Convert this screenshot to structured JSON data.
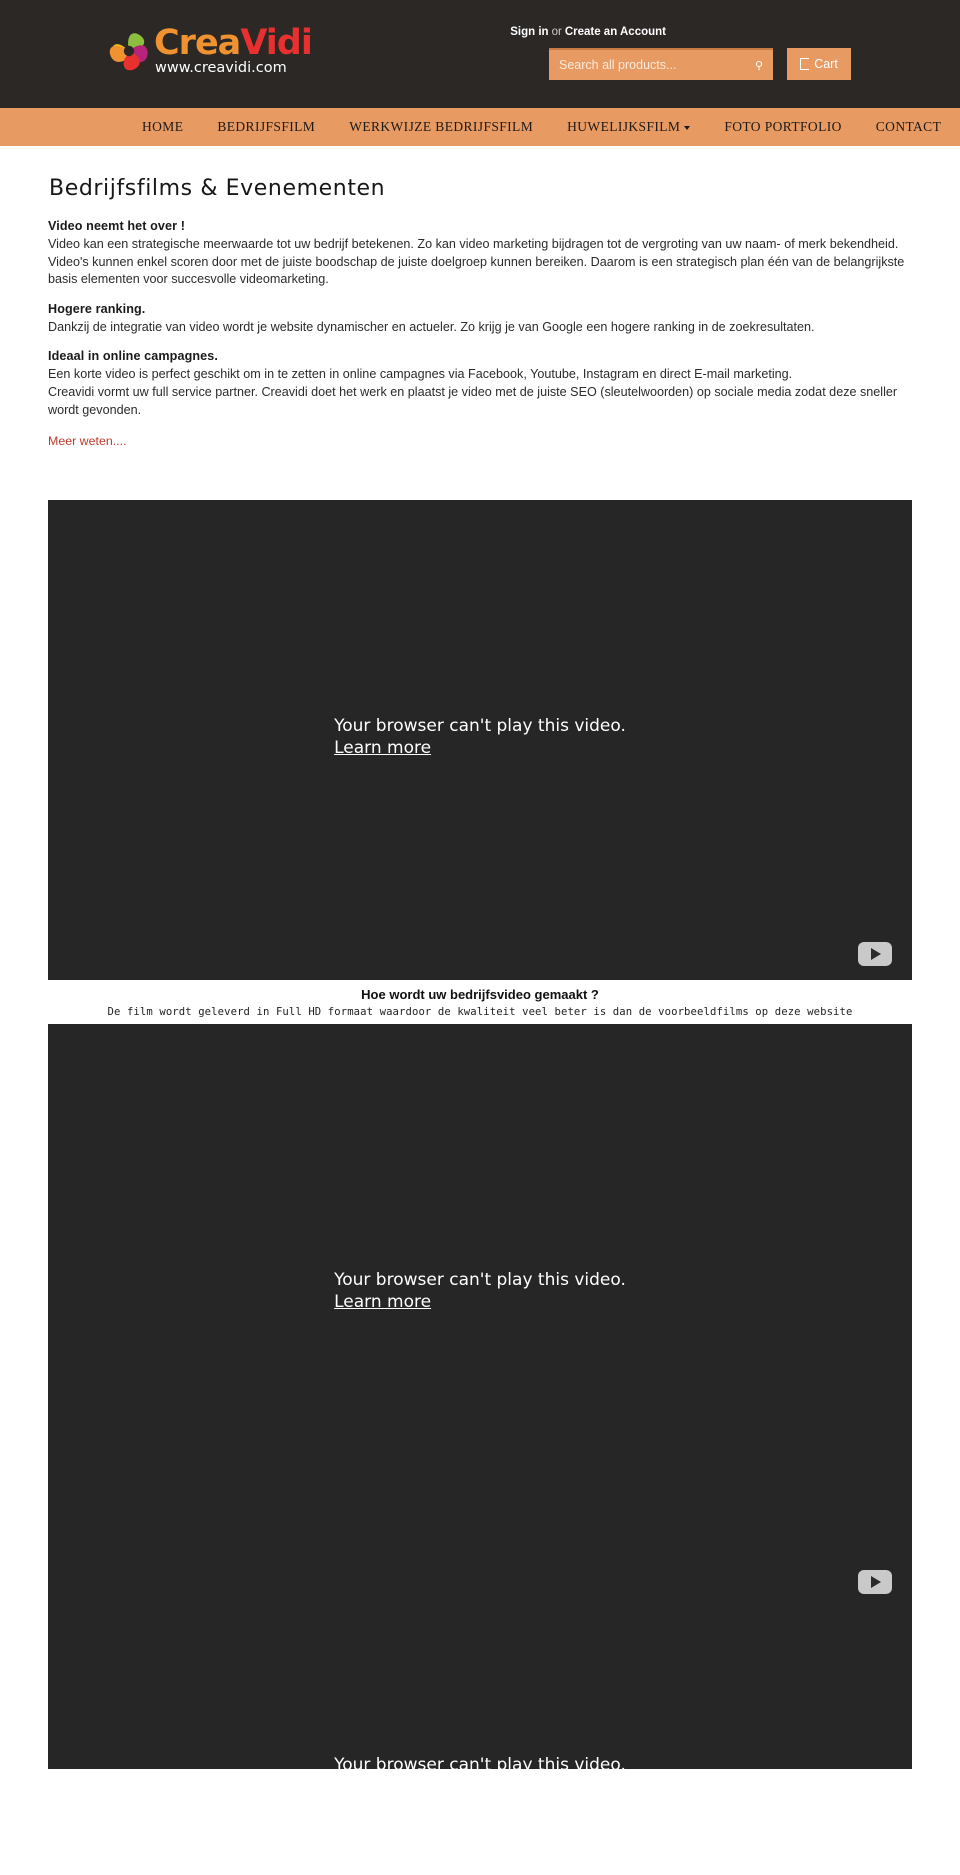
{
  "header": {
    "logo": {
      "word_part1": "Crea",
      "word_part2": "Vidi",
      "url": "www.creavidi.com",
      "mark_icon": "spiral-flower-icon"
    },
    "account": {
      "sign_in": "Sign in",
      "separator": "or",
      "create_account": "Create an Account"
    },
    "search": {
      "placeholder": "Search all products...",
      "value": "",
      "button_icon": "search-icon",
      "button_glyph": "⚲"
    },
    "cart": {
      "label": "Cart",
      "icon": "cart-icon"
    }
  },
  "nav": {
    "items": [
      {
        "label": "HOME",
        "has_dropdown": false
      },
      {
        "label": "BEDRIJFSFILM",
        "has_dropdown": false
      },
      {
        "label": "WERKWIJZE BEDRIJFSFILM",
        "has_dropdown": false
      },
      {
        "label": "HUWELIJKSFILM",
        "has_dropdown": true
      },
      {
        "label": "FOTO PORTFOLIO",
        "has_dropdown": false
      },
      {
        "label": "CONTACT",
        "has_dropdown": false
      }
    ]
  },
  "main": {
    "title": "Bedrijfsfilms  &  Evenementen",
    "blocks": [
      {
        "heading": "Video neemt het over !",
        "lines": [
          "Video kan een strategische meerwaarde tot uw bedrijf betekenen. Zo kan video marketing bijdragen tot de vergroting van uw naam- of merk bekendheid.",
          "Video's kunnen enkel scoren door met de juiste boodschap de juiste doelgroep kunnen bereiken. Daarom is een strategisch plan één van de belangrijkste",
          "basis elementen voor succesvolle videomarketing."
        ]
      },
      {
        "heading": "Hogere ranking.",
        "lines": [
          "Dankzij de integratie van video wordt je website dynamischer en actueler. Zo krijg je van Google een hogere ranking in de zoekresultaten."
        ]
      },
      {
        "heading": "Ideaal in online campagnes.",
        "lines": [
          "Een korte video is perfect geschikt om in te zetten in online campagnes via Facebook, Youtube, Instagram en direct E-mail marketing.",
          "Creavidi vormt uw full service partner. Creavidi doet het werk en plaatst je video met de juiste SEO (sleutelwoorden) op sociale media zodat deze sneller",
          "wordt gevonden."
        ]
      }
    ],
    "more_link": "Meer weten...."
  },
  "videos": {
    "error_text": "Your browser can't play this video.",
    "learn_more": "Learn more",
    "play_icon": "play-button-icon",
    "player1": {
      "name": "bedrijfsvideo-player-1"
    },
    "player2": {
      "name": "bedrijfsvideo-player-2"
    }
  },
  "captions": {
    "headline": "Hoe wordt uw bedrijfsvideo gemaakt ?",
    "subline": "De film wordt geleverd in Full HD formaat waardoor de kwaliteit veel beter is dan de voorbeeldfilms op deze website"
  },
  "colors": {
    "header_bg": "#2b2826",
    "accent": "#e89a63",
    "link_red": "#c0392b",
    "video_bg": "#262626"
  }
}
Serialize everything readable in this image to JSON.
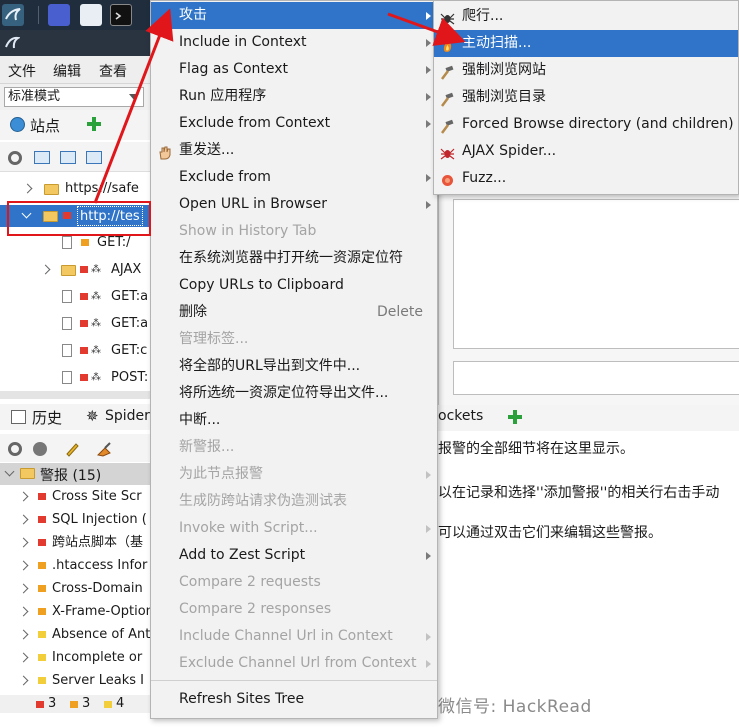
{
  "menubar": {
    "file": "文件",
    "edit": "编辑",
    "view": "查看"
  },
  "mode": {
    "selected": "标准模式"
  },
  "sites_tab": {
    "label": "站点"
  },
  "tree": {
    "nodes": [
      {
        "label": "https://safe",
        "kind": "folder"
      },
      {
        "label": "http://tes",
        "kind": "folder",
        "selected": true
      },
      {
        "label": "GET:/",
        "kind": "doc"
      },
      {
        "label": "AJAX",
        "kind": "folder"
      },
      {
        "label": "GET:a",
        "kind": "doc"
      },
      {
        "label": "GET:a",
        "kind": "doc"
      },
      {
        "label": "GET:c",
        "kind": "doc"
      },
      {
        "label": "POST:",
        "kind": "doc"
      }
    ]
  },
  "bottom_tabs": {
    "history": "历史",
    "spider": "Spider",
    "websockets": "ockets"
  },
  "alerts": {
    "header": "警报 (15)",
    "items": [
      {
        "label": "Cross Site Scr",
        "color": "#e23a2e"
      },
      {
        "label": "SQL Injection (",
        "color": "#e23a2e"
      },
      {
        "label": "跨站点脚本（基",
        "color": "#e23a2e"
      },
      {
        "label": ".htaccess Infor",
        "color": "#f0a020"
      },
      {
        "label": "Cross-Domain",
        "color": "#f0a020"
      },
      {
        "label": "X-Frame-Option",
        "color": "#f0a020"
      },
      {
        "label": "Absence of Ant",
        "color": "#f2cf3a"
      },
      {
        "label": "Incomplete or",
        "color": "#f2cf3a"
      },
      {
        "label": "Server Leaks I",
        "color": "#f2cf3a"
      }
    ]
  },
  "status": {
    "high": "3",
    "med": "3",
    "low": "4"
  },
  "alert_detail": {
    "line1": "报警的全部细节将在这里显示。",
    "line2": "以在记录和选择''添加警报''的相关行右击手动",
    "line3": "可以通过双击它们来编辑这些警报。"
  },
  "watermark": "微信号: HackRead",
  "context_menu": {
    "items": [
      {
        "label": "攻击",
        "submenu": true,
        "highlighted": true
      },
      {
        "label": "Include in Context",
        "submenu": true
      },
      {
        "label": "Flag as Context",
        "submenu": true
      },
      {
        "label": "Run 应用程序",
        "submenu": true
      },
      {
        "label": "Exclude from Context",
        "submenu": true
      },
      {
        "label": "重发送...",
        "icon": "hand-icon"
      },
      {
        "label": "Exclude from",
        "submenu": true
      },
      {
        "label": "Open URL in Browser",
        "submenu": true
      },
      {
        "label": "Show in History Tab",
        "disabled": true
      },
      {
        "label": "在系统浏览器中打开统一资源定位符"
      },
      {
        "label": "Copy URLs to Clipboard"
      },
      {
        "label": "删除",
        "accelerator": "Delete"
      },
      {
        "label": "管理标签...",
        "disabled": true
      },
      {
        "label": "将全部的URL导出到文件中..."
      },
      {
        "label": "将所选统一资源定位符导出文件..."
      },
      {
        "label": "中断..."
      },
      {
        "label": "新警报...",
        "disabled": true
      },
      {
        "label": "为此节点报警",
        "disabled": true,
        "submenu": true
      },
      {
        "label": "生成防跨站请求伪造测试表",
        "disabled": true
      },
      {
        "label": "Invoke with Script...",
        "disabled": true,
        "submenu": true
      },
      {
        "label": "Add to Zest Script",
        "submenu": true
      },
      {
        "label": "Compare 2 requests",
        "disabled": true
      },
      {
        "label": "Compare 2 responses",
        "disabled": true
      },
      {
        "label": "Include Channel Url in Context",
        "disabled": true,
        "submenu": true
      },
      {
        "label": "Exclude Channel Url from Context",
        "disabled": true,
        "submenu": true
      },
      {
        "label": "Refresh Sites Tree"
      }
    ]
  },
  "attack_submenu": {
    "items": [
      {
        "label": "爬行...",
        "icon": "spider-icon"
      },
      {
        "label": "主动扫描...",
        "icon": "flame-icon",
        "highlighted": true
      },
      {
        "label": "强制浏览网站",
        "icon": "hammer-icon"
      },
      {
        "label": "强制浏览目录",
        "icon": "hammer-icon"
      },
      {
        "label": "Forced Browse directory (and children)",
        "icon": "hammer-icon"
      },
      {
        "label": "AJAX Spider...",
        "icon": "ajax-spider-icon"
      },
      {
        "label": "Fuzz...",
        "icon": "fuzz-icon"
      }
    ]
  },
  "colors": {
    "highlight": "#2f74c8",
    "annotation": "#e0161b"
  }
}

● **Task details**: Transcribe every record above exactly, leaving out the pictures.

● **Solution to the exercise**:
Convert this screenshot to structured JSON data.
{
  "header": {
    "logo": {
      "word_part1": "Crea",
      "word_part2": "Vidi",
      "url": "www.creavidi.com",
      "mark_icon": "spiral-flower-icon"
    },
    "account": {
      "sign_in": "Sign in",
      "separator": "or",
      "create_account": "Create an Account"
    },
    "search": {
      "placeholder": "Search all products...",
      "value": "",
      "button_icon": "search-icon",
      "button_glyph": "⚲"
    },
    "cart": {
      "label": "Cart",
      "icon": "cart-icon"
    }
  },
  "nav": {
    "items": [
      {
        "label": "HOME",
        "has_dropdown": false
      },
      {
        "label": "BEDRIJFSFILM",
        "has_dropdown": false
      },
      {
        "label": "WERKWIJZE BEDRIJFSFILM",
        "has_dropdown": false
      },
      {
        "label": "HUWELIJKSFILM",
        "has_dropdown": true
      },
      {
        "label": "FOTO PORTFOLIO",
        "has_dropdown": false
      },
      {
        "label": "CONTACT",
        "has_dropdown": false
      }
    ]
  },
  "main": {
    "title": "Bedrijfsfilms  &  Evenementen",
    "blocks": [
      {
        "heading": "Video neemt het over !",
        "lines": [
          "Video kan een strategische meerwaarde tot uw bedrijf betekenen. Zo kan video marketing bijdragen tot de vergroting van uw naam- of merk bekendheid.",
          "Video's kunnen enkel scoren door met de juiste boodschap de juiste doelgroep kunnen bereiken. Daarom is een strategisch plan één van de belangrijkste",
          "basis elementen voor succesvolle videomarketing."
        ]
      },
      {
        "heading": "Hogere ranking.",
        "lines": [
          "Dankzij de integratie van video wordt je website dynamischer en actueler. Zo krijg je van Google een hogere ranking in de zoekresultaten."
        ]
      },
      {
        "heading": "Ideaal in online campagnes.",
        "lines": [
          "Een korte video is perfect geschikt om in te zetten in online campagnes via Facebook, Youtube, Instagram en direct E-mail marketing.",
          "Creavidi vormt uw full service partner. Creavidi doet het werk en plaatst je video met de juiste SEO (sleutelwoorden) op sociale media zodat deze sneller",
          "wordt gevonden."
        ]
      }
    ],
    "more_link": "Meer weten...."
  },
  "videos": {
    "error_text": "Your browser can't play this video.",
    "learn_more": "Learn more",
    "play_icon": "play-button-icon",
    "player1": {
      "name": "bedrijfsvideo-player-1"
    },
    "player2": {
      "name": "bedrijfsvideo-player-2"
    }
  },
  "captions": {
    "headline": "Hoe wordt uw bedrijfsvideo gemaakt ?",
    "subline": "De film wordt geleverd in Full HD formaat waardoor de kwaliteit veel beter is dan de voorbeeldfilms op deze website"
  },
  "colors": {
    "header_bg": "#2b2826",
    "accent": "#e89a63",
    "link_red": "#c0392b",
    "video_bg": "#262626"
  }
}
Serialize everything readable in this image to JSON.
{
  "menubar": {
    "file": "文件",
    "edit": "编辑",
    "view": "查看"
  },
  "mode": {
    "selected": "标准模式"
  },
  "sites_tab": {
    "label": "站点"
  },
  "tree": {
    "nodes": [
      {
        "label": "https://safe",
        "kind": "folder"
      },
      {
        "label": "http://tes",
        "kind": "folder",
        "selected": true
      },
      {
        "label": "GET:/",
        "kind": "doc"
      },
      {
        "label": "AJAX",
        "kind": "folder"
      },
      {
        "label": "GET:a",
        "kind": "doc"
      },
      {
        "label": "GET:a",
        "kind": "doc"
      },
      {
        "label": "GET:c",
        "kind": "doc"
      },
      {
        "label": "POST:",
        "kind": "doc"
      }
    ]
  },
  "bottom_tabs": {
    "history": "历史",
    "spider": "Spider",
    "websockets": "ockets"
  },
  "alerts": {
    "header": "警报 (15)",
    "items": [
      {
        "label": "Cross Site Scr",
        "color": "#e23a2e"
      },
      {
        "label": "SQL Injection (",
        "color": "#e23a2e"
      },
      {
        "label": "跨站点脚本（基",
        "color": "#e23a2e"
      },
      {
        "label": ".htaccess Infor",
        "color": "#f0a020"
      },
      {
        "label": "Cross-Domain",
        "color": "#f0a020"
      },
      {
        "label": "X-Frame-Option",
        "color": "#f0a020"
      },
      {
        "label": "Absence of Ant",
        "color": "#f2cf3a"
      },
      {
        "label": "Incomplete or",
        "color": "#f2cf3a"
      },
      {
        "label": "Server Leaks I",
        "color": "#f2cf3a"
      }
    ]
  },
  "status": {
    "high": "3",
    "med": "3",
    "low": "4"
  },
  "alert_detail": {
    "line1": "报警的全部细节将在这里显示。",
    "line2": "以在记录和选择''添加警报''的相关行右击手动",
    "line3": "可以通过双击它们来编辑这些警报。"
  },
  "watermark": "微信号: HackRead",
  "context_menu": {
    "items": [
      {
        "label": "攻击",
        "submenu": true,
        "highlighted": true
      },
      {
        "label": "Include in Context",
        "submenu": true
      },
      {
        "label": "Flag as Context",
        "submenu": true
      },
      {
        "label": "Run 应用程序",
        "submenu": true
      },
      {
        "label": "Exclude from Context",
        "submenu": true
      },
      {
        "label": "重发送...",
        "icon": "hand-icon"
      },
      {
        "label": "Exclude from",
        "submenu": true
      },
      {
        "label": "Open URL in Browser",
        "submenu": true
      },
      {
        "label": "Show in History Tab",
        "disabled": true
      },
      {
        "label": "在系统浏览器中打开统一资源定位符"
      },
      {
        "label": "Copy URLs to Clipboard"
      },
      {
        "label": "删除",
        "accelerator": "Delete"
      },
      {
        "label": "管理标签...",
        "disabled": true
      },
      {
        "label": "将全部的URL导出到文件中..."
      },
      {
        "label": "将所选统一资源定位符导出文件..."
      },
      {
        "label": "中断..."
      },
      {
        "label": "新警报...",
        "disabled": true
      },
      {
        "label": "为此节点报警",
        "disabled": true,
        "submenu": true
      },
      {
        "label": "生成防跨站请求伪造测试表",
        "disabled": true
      },
      {
        "label": "Invoke with Script...",
        "disabled": true,
        "submenu": true
      },
      {
        "label": "Add to Zest Script",
        "submenu": true
      },
      {
        "label": "Compare 2 requests",
        "disabled": true
      },
      {
        "label": "Compare 2 responses",
        "disabled": true
      },
      {
        "label": "Include Channel Url in Context",
        "disabled": true,
        "submenu": true
      },
      {
        "label": "Exclude Channel Url from Context",
        "disabled": true,
        "submenu": true
      },
      {
        "label": "Refresh Sites Tree"
      }
    ]
  },
  "attack_submenu": {
    "items": [
      {
        "label": "爬行...",
        "icon": "spider-icon"
      },
      {
        "label": "主动扫描...",
        "icon": "flame-icon",
        "highlighted": true
      },
      {
        "label": "强制浏览网站",
        "icon": "hammer-icon"
      },
      {
        "label": "强制浏览目录",
        "icon": "hammer-icon"
      },
      {
        "label": "Forced Browse directory (and children)",
        "icon": "hammer-icon"
      },
      {
        "label": "AJAX Spider...",
        "icon": "ajax-spider-icon"
      },
      {
        "label": "Fuzz...",
        "icon": "fuzz-icon"
      }
    ]
  },
  "colors": {
    "highlight": "#2f74c8",
    "annotation": "#e0161b"
  }
}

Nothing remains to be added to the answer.